AIM OF THE EXERCISE ▸
Scan the entries below for the word "left". Copy each line that has it.

INPUT DATA ▸
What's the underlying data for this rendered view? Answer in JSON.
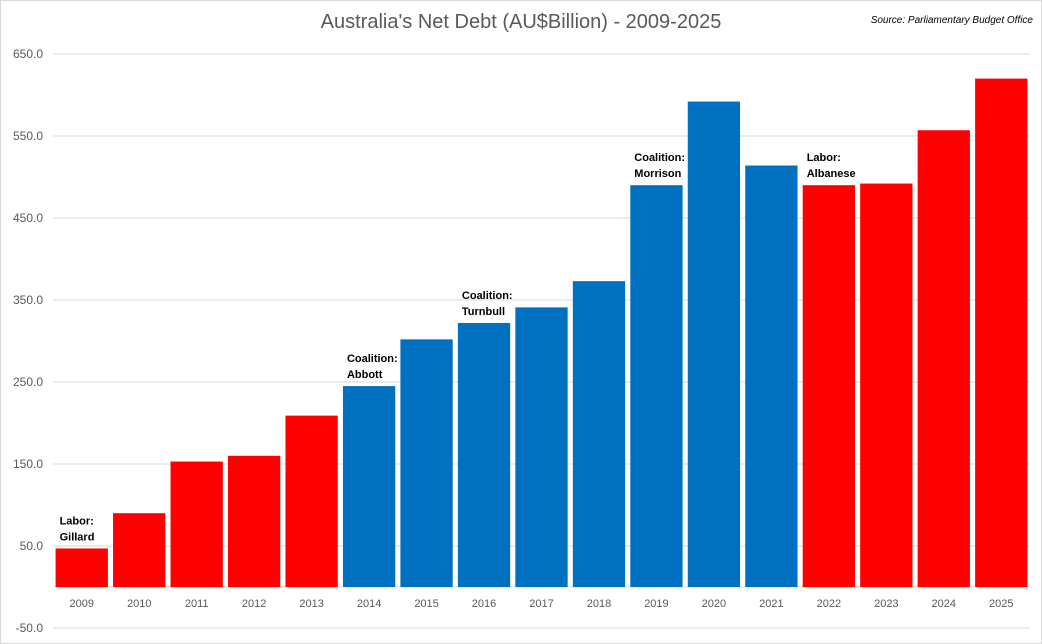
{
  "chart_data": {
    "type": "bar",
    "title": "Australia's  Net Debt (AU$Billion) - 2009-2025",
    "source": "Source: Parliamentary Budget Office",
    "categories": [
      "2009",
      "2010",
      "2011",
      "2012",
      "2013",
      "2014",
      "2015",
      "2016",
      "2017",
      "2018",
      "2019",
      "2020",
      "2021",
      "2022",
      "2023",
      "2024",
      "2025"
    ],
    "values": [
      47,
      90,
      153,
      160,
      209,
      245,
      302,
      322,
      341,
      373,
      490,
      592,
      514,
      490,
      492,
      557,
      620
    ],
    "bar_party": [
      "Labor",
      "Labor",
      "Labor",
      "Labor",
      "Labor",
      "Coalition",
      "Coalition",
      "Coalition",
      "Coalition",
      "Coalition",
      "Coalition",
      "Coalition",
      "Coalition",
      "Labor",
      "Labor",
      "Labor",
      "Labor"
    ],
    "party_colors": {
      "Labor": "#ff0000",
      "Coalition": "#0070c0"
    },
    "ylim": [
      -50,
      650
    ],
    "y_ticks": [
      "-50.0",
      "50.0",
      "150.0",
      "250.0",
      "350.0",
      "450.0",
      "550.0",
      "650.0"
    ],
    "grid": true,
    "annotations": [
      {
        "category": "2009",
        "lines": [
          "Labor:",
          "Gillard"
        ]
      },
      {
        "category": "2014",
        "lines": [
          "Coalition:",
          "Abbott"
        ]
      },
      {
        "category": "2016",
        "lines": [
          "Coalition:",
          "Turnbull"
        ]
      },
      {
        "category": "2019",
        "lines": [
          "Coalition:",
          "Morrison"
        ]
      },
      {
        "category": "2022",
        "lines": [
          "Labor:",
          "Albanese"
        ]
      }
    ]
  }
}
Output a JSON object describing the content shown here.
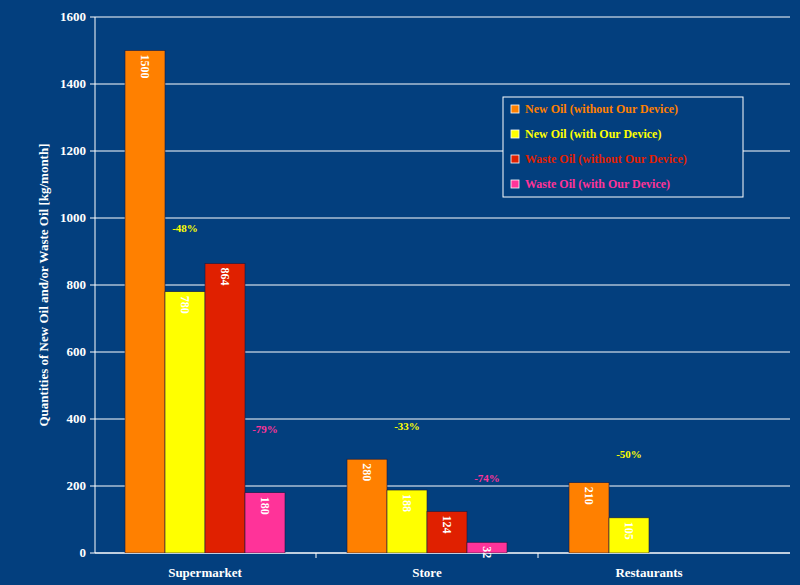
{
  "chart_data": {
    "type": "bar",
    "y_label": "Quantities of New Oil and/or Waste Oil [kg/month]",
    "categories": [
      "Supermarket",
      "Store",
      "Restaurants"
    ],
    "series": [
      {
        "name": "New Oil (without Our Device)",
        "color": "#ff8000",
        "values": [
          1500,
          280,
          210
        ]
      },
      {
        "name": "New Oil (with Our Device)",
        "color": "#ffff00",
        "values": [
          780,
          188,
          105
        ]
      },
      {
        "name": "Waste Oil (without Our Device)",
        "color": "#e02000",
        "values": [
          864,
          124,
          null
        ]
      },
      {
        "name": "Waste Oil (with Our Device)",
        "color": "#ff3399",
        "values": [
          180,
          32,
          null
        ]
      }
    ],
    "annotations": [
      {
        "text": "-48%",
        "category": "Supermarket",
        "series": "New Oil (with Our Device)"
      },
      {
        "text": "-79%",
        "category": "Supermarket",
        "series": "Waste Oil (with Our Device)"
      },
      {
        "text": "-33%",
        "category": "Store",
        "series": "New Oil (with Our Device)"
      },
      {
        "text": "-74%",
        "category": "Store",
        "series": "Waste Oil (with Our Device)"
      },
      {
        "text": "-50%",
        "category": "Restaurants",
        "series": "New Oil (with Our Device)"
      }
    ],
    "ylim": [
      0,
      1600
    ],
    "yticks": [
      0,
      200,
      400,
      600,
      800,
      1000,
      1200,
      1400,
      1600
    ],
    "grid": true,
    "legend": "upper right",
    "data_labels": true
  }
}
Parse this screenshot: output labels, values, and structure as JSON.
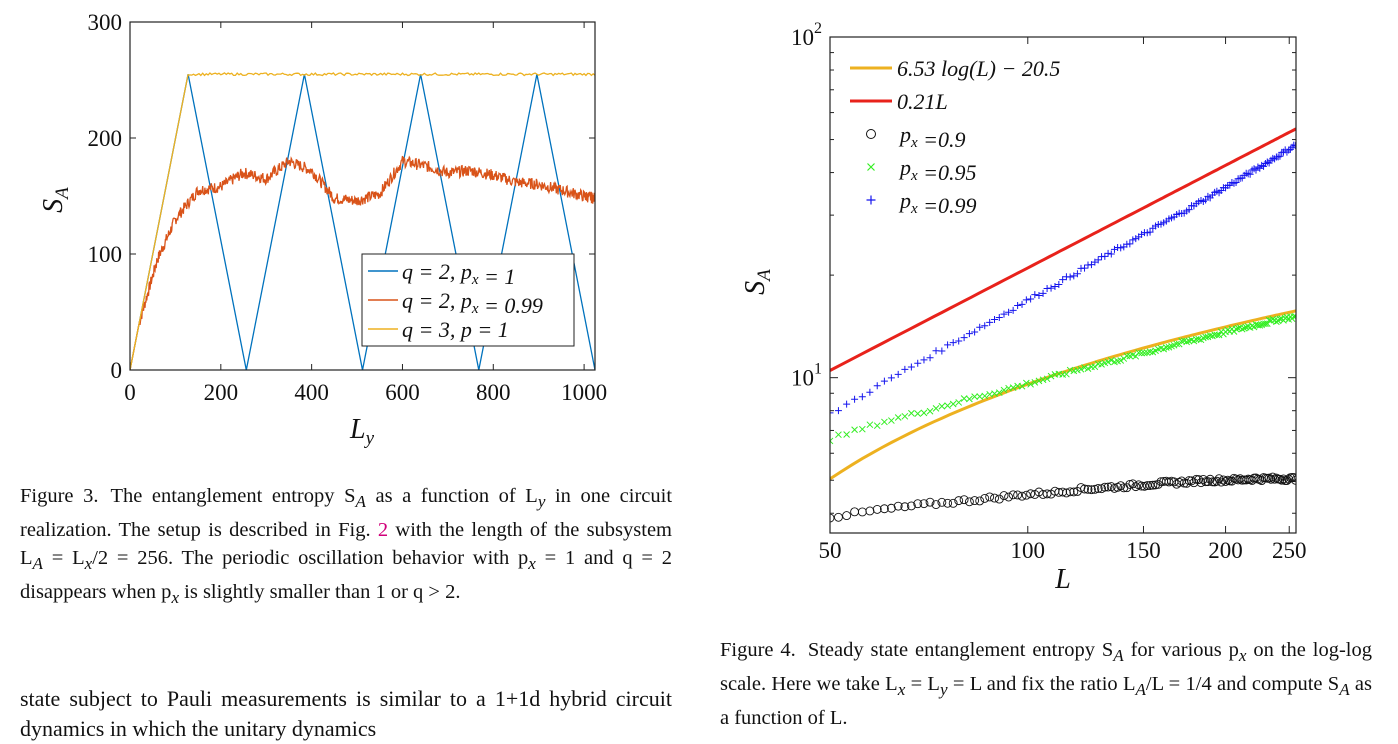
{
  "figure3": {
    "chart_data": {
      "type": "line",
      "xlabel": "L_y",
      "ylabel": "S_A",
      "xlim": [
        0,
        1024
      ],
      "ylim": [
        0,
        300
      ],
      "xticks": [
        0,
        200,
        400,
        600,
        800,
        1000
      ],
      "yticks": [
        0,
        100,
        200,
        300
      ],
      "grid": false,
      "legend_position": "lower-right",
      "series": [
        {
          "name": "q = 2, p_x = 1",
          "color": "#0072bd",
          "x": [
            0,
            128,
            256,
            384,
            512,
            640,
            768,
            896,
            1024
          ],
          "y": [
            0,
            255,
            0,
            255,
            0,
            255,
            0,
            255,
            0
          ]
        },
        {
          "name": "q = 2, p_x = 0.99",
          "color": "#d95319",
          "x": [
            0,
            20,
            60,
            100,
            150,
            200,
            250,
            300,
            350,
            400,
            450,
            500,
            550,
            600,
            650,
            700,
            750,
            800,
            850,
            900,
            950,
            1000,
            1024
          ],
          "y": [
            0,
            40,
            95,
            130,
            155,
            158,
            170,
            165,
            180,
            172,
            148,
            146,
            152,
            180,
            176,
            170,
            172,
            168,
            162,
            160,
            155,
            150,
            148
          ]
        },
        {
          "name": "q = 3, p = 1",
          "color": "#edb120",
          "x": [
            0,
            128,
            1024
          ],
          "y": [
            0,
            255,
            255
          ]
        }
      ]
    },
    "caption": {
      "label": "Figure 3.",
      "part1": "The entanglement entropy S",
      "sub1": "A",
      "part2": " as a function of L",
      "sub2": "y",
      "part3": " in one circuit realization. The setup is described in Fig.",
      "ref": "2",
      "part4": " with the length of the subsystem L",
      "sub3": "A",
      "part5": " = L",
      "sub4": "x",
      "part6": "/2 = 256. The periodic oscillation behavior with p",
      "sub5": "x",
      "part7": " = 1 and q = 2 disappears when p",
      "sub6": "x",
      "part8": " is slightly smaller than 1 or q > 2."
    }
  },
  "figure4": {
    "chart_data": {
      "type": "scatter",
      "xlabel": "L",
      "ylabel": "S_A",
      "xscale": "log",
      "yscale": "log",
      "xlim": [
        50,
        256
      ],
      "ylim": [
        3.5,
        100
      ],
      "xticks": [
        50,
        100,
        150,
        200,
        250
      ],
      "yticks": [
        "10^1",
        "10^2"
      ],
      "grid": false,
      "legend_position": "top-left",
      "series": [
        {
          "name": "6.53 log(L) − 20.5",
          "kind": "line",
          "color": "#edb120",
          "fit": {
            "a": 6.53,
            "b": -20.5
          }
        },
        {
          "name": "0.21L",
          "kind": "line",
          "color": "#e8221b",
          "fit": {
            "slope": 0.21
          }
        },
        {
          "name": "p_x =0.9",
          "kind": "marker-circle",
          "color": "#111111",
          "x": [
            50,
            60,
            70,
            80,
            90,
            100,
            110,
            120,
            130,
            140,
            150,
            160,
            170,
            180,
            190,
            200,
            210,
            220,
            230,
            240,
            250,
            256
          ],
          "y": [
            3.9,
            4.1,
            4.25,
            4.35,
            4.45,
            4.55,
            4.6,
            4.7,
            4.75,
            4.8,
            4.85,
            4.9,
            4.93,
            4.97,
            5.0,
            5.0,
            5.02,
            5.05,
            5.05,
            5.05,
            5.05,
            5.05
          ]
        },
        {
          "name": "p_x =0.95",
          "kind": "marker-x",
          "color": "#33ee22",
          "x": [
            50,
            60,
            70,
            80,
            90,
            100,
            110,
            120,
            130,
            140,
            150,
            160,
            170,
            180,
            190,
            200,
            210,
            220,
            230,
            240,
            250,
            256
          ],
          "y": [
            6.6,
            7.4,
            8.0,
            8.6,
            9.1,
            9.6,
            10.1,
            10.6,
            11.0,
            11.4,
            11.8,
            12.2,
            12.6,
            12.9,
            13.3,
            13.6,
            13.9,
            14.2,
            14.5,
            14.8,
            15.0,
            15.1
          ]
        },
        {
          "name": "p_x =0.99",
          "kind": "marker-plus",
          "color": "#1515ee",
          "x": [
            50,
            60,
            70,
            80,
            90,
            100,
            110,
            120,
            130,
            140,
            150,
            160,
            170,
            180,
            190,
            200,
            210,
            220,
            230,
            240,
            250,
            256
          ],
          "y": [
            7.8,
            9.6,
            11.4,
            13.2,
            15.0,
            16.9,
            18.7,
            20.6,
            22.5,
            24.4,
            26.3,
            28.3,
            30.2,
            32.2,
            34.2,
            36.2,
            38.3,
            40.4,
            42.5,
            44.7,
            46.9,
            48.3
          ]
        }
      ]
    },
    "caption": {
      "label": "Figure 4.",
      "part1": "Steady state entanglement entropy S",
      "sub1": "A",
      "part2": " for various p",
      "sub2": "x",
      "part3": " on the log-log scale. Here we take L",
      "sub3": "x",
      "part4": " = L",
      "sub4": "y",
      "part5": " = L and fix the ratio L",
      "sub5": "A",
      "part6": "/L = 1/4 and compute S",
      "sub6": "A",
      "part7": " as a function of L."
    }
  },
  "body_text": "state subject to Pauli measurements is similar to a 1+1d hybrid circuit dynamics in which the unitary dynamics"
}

---

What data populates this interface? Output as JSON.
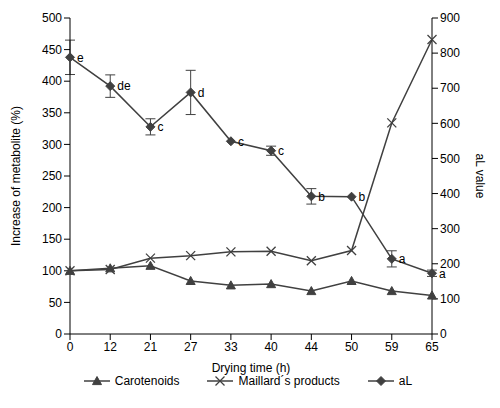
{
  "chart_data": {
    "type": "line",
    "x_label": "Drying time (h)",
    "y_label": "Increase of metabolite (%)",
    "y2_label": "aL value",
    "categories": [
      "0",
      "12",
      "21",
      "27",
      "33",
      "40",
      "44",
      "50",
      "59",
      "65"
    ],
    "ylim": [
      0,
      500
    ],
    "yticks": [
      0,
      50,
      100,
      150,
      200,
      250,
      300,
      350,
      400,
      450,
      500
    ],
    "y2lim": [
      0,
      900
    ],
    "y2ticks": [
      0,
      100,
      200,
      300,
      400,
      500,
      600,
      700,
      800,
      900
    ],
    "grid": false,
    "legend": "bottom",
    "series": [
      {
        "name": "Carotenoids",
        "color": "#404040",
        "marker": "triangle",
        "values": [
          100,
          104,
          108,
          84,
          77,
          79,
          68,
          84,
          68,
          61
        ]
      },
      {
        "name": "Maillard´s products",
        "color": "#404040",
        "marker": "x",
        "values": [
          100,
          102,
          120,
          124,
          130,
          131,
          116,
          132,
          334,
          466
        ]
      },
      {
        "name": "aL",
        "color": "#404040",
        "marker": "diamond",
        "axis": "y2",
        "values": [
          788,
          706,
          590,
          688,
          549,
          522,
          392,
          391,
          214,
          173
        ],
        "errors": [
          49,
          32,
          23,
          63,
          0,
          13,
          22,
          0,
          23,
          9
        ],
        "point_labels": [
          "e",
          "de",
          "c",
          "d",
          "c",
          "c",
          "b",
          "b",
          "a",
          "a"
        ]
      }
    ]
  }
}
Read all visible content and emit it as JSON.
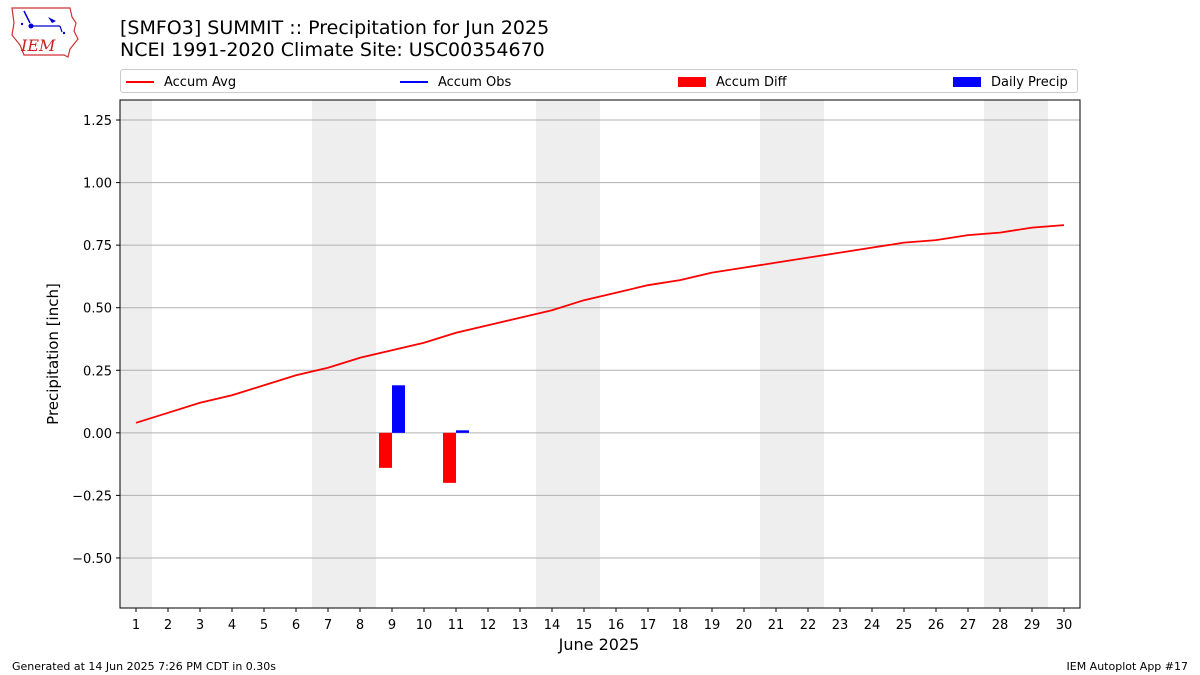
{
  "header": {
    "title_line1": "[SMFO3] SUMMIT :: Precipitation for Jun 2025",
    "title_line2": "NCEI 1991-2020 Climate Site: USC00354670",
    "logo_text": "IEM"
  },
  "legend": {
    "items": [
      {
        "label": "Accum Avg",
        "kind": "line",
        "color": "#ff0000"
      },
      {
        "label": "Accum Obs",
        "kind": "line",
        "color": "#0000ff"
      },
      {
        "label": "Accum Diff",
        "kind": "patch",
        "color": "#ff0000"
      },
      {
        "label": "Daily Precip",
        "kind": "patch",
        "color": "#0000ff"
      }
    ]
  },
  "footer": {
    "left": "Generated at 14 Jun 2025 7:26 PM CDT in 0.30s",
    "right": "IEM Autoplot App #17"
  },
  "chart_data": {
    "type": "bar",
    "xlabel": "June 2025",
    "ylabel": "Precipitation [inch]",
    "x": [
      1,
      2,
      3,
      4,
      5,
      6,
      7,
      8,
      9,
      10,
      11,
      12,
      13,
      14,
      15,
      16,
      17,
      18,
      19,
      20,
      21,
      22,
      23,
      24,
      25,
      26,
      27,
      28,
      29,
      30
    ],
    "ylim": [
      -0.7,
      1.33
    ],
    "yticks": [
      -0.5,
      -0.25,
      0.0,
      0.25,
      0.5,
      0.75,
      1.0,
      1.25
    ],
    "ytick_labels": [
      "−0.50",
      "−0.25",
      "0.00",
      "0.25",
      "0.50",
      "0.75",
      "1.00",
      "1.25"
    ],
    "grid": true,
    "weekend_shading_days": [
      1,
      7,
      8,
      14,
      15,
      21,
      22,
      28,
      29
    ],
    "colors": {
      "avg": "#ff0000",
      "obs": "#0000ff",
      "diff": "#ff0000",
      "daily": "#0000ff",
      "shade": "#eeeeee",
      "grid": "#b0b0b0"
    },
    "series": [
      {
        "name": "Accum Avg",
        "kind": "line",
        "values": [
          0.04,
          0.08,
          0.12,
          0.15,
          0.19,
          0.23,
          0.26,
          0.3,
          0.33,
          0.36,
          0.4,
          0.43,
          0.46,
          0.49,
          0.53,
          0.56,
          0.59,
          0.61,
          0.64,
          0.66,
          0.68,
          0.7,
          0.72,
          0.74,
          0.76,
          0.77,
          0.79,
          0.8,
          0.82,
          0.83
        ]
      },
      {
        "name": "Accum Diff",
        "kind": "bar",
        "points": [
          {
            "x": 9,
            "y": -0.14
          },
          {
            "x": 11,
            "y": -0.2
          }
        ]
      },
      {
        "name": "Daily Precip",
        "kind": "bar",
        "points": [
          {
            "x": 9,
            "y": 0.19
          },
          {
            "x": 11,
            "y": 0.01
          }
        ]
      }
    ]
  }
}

REPLY TO THE TASK ▸
      "legend_position": "top-left",
    "left": "Generated at 14 Jun 2025 7:26 PM CDT in 0.30s",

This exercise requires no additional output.